-- Given data start --
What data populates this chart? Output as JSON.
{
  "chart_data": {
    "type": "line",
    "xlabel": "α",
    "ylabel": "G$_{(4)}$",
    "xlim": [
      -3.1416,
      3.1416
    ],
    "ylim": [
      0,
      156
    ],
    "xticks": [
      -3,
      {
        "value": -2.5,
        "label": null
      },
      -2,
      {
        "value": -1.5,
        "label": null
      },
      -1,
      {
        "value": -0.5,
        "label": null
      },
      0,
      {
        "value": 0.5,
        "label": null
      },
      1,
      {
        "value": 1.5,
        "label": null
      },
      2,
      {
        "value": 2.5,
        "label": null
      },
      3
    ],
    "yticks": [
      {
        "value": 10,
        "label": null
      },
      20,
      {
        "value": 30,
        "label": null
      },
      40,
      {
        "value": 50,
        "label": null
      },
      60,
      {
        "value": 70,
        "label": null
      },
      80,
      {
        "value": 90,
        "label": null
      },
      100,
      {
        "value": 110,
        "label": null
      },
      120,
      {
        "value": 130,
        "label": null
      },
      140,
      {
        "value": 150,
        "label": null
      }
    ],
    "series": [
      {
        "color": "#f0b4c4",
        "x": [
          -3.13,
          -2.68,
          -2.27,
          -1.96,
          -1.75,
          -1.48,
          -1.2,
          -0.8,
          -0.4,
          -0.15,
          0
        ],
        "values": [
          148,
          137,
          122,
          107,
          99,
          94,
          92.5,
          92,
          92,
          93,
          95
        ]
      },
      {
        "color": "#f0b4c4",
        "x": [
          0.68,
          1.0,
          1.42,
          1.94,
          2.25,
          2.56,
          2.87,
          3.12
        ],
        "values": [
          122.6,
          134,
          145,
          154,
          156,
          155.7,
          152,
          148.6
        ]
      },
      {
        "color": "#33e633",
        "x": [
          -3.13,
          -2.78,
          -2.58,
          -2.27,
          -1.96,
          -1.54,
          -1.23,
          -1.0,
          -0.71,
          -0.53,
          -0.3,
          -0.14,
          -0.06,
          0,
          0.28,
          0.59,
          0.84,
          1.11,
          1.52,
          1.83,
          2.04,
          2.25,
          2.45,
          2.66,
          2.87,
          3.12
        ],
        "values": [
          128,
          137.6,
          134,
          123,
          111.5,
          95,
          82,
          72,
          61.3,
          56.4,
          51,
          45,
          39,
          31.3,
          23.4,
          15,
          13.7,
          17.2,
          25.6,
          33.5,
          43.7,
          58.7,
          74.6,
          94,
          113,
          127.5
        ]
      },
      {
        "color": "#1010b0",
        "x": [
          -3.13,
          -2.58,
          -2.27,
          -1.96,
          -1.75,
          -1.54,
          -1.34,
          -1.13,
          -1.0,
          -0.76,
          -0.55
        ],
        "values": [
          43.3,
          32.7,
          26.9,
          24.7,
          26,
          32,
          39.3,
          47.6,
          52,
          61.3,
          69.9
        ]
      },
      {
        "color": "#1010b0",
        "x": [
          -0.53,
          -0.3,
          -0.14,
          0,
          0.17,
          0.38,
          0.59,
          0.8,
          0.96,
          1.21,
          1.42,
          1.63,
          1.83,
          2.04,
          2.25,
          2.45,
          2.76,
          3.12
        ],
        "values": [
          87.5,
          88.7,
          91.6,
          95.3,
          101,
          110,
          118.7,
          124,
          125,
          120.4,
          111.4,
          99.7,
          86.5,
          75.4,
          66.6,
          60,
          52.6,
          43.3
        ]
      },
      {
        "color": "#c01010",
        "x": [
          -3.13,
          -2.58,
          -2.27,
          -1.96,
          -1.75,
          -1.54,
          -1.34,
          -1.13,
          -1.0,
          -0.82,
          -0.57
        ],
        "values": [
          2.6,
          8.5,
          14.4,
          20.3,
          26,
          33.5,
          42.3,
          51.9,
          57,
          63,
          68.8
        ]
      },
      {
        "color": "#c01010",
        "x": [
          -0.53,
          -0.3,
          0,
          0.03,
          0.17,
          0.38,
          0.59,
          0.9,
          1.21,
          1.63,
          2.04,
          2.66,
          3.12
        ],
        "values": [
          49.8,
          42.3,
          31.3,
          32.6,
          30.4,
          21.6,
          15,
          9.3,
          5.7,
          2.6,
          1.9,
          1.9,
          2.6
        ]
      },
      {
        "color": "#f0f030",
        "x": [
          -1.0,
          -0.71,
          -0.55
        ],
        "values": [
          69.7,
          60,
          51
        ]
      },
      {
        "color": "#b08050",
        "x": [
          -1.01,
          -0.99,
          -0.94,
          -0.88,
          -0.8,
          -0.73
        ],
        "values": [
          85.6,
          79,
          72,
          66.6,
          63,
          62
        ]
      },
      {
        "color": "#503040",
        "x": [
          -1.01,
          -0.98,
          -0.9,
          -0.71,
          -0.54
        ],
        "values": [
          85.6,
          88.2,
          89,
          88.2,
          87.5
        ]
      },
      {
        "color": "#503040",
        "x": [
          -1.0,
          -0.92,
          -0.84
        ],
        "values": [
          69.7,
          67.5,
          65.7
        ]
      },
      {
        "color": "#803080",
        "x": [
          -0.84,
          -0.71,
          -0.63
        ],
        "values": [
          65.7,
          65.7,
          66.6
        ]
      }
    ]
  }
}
-- Given data end --
• [Given instruction]
Hand back the material above in full, exactly as written.

• [Worked answer]
What data populates this chart? Output as JSON.
{
  "chart_data": {
    "type": "line",
    "xlabel": "α",
    "ylabel": "G$_{(4)}$",
    "xlim": [
      -3.1416,
      3.1416
    ],
    "ylim": [
      0,
      156
    ],
    "xticks": [
      -3,
      {
        "value": -2.5,
        "label": null
      },
      -2,
      {
        "value": -1.5,
        "label": null
      },
      -1,
      {
        "value": -0.5,
        "label": null
      },
      0,
      {
        "value": 0.5,
        "label": null
      },
      1,
      {
        "value": 1.5,
        "label": null
      },
      2,
      {
        "value": 2.5,
        "label": null
      },
      3
    ],
    "yticks": [
      {
        "value": 10,
        "label": null
      },
      20,
      {
        "value": 30,
        "label": null
      },
      40,
      {
        "value": 50,
        "label": null
      },
      60,
      {
        "value": 70,
        "label": null
      },
      80,
      {
        "value": 90,
        "label": null
      },
      100,
      {
        "value": 110,
        "label": null
      },
      120,
      {
        "value": 130,
        "label": null
      },
      140,
      {
        "value": 150,
        "label": null
      }
    ],
    "series": [
      {
        "color": "#f0b4c4",
        "x": [
          -3.13,
          -2.68,
          -2.27,
          -1.96,
          -1.75,
          -1.48,
          -1.2,
          -0.8,
          -0.4,
          -0.15,
          0
        ],
        "values": [
          148,
          137,
          122,
          107,
          99,
          94,
          92.5,
          92,
          92,
          93,
          95
        ]
      },
      {
        "color": "#f0b4c4",
        "x": [
          0.68,
          1.0,
          1.42,
          1.94,
          2.25,
          2.56,
          2.87,
          3.12
        ],
        "values": [
          122.6,
          134,
          145,
          154,
          156,
          155.7,
          152,
          148.6
        ]
      },
      {
        "color": "#33e633",
        "x": [
          -3.13,
          -2.78,
          -2.58,
          -2.27,
          -1.96,
          -1.54,
          -1.23,
          -1.0,
          -0.71,
          -0.53,
          -0.3,
          -0.14,
          -0.06,
          0,
          0.28,
          0.59,
          0.84,
          1.11,
          1.52,
          1.83,
          2.04,
          2.25,
          2.45,
          2.66,
          2.87,
          3.12
        ],
        "values": [
          128,
          137.6,
          134,
          123,
          111.5,
          95,
          82,
          72,
          61.3,
          56.4,
          51,
          45,
          39,
          31.3,
          23.4,
          15,
          13.7,
          17.2,
          25.6,
          33.5,
          43.7,
          58.7,
          74.6,
          94,
          113,
          127.5
        ]
      },
      {
        "color": "#1010b0",
        "x": [
          -3.13,
          -2.58,
          -2.27,
          -1.96,
          -1.75,
          -1.54,
          -1.34,
          -1.13,
          -1.0,
          -0.76,
          -0.55
        ],
        "values": [
          43.3,
          32.7,
          26.9,
          24.7,
          26,
          32,
          39.3,
          47.6,
          52,
          61.3,
          69.9
        ]
      },
      {
        "color": "#1010b0",
        "x": [
          -0.53,
          -0.3,
          -0.14,
          0,
          0.17,
          0.38,
          0.59,
          0.8,
          0.96,
          1.21,
          1.42,
          1.63,
          1.83,
          2.04,
          2.25,
          2.45,
          2.76,
          3.12
        ],
        "values": [
          87.5,
          88.7,
          91.6,
          95.3,
          101,
          110,
          118.7,
          124,
          125,
          120.4,
          111.4,
          99.7,
          86.5,
          75.4,
          66.6,
          60,
          52.6,
          43.3
        ]
      },
      {
        "color": "#c01010",
        "x": [
          -3.13,
          -2.58,
          -2.27,
          -1.96,
          -1.75,
          -1.54,
          -1.34,
          -1.13,
          -1.0,
          -0.82,
          -0.57
        ],
        "values": [
          2.6,
          8.5,
          14.4,
          20.3,
          26,
          33.5,
          42.3,
          51.9,
          57,
          63,
          68.8
        ]
      },
      {
        "color": "#c01010",
        "x": [
          -0.53,
          -0.3,
          0,
          0.03,
          0.17,
          0.38,
          0.59,
          0.9,
          1.21,
          1.63,
          2.04,
          2.66,
          3.12
        ],
        "values": [
          49.8,
          42.3,
          31.3,
          32.6,
          30.4,
          21.6,
          15,
          9.3,
          5.7,
          2.6,
          1.9,
          1.9,
          2.6
        ]
      },
      {
        "color": "#f0f030",
        "x": [
          -1.0,
          -0.71,
          -0.55
        ],
        "values": [
          69.7,
          60,
          51
        ]
      },
      {
        "color": "#b08050",
        "x": [
          -1.01,
          -0.99,
          -0.94,
          -0.88,
          -0.8,
          -0.73
        ],
        "values": [
          85.6,
          79,
          72,
          66.6,
          63,
          62
        ]
      },
      {
        "color": "#503040",
        "x": [
          -1.01,
          -0.98,
          -0.9,
          -0.71,
          -0.54
        ],
        "values": [
          85.6,
          88.2,
          89,
          88.2,
          87.5
        ]
      },
      {
        "color": "#503040",
        "x": [
          -1.0,
          -0.92,
          -0.84
        ],
        "values": [
          69.7,
          67.5,
          65.7
        ]
      },
      {
        "color": "#803080",
        "x": [
          -0.84,
          -0.71,
          -0.63
        ],
        "values": [
          65.7,
          65.7,
          66.6
        ]
      }
    ]
  }
}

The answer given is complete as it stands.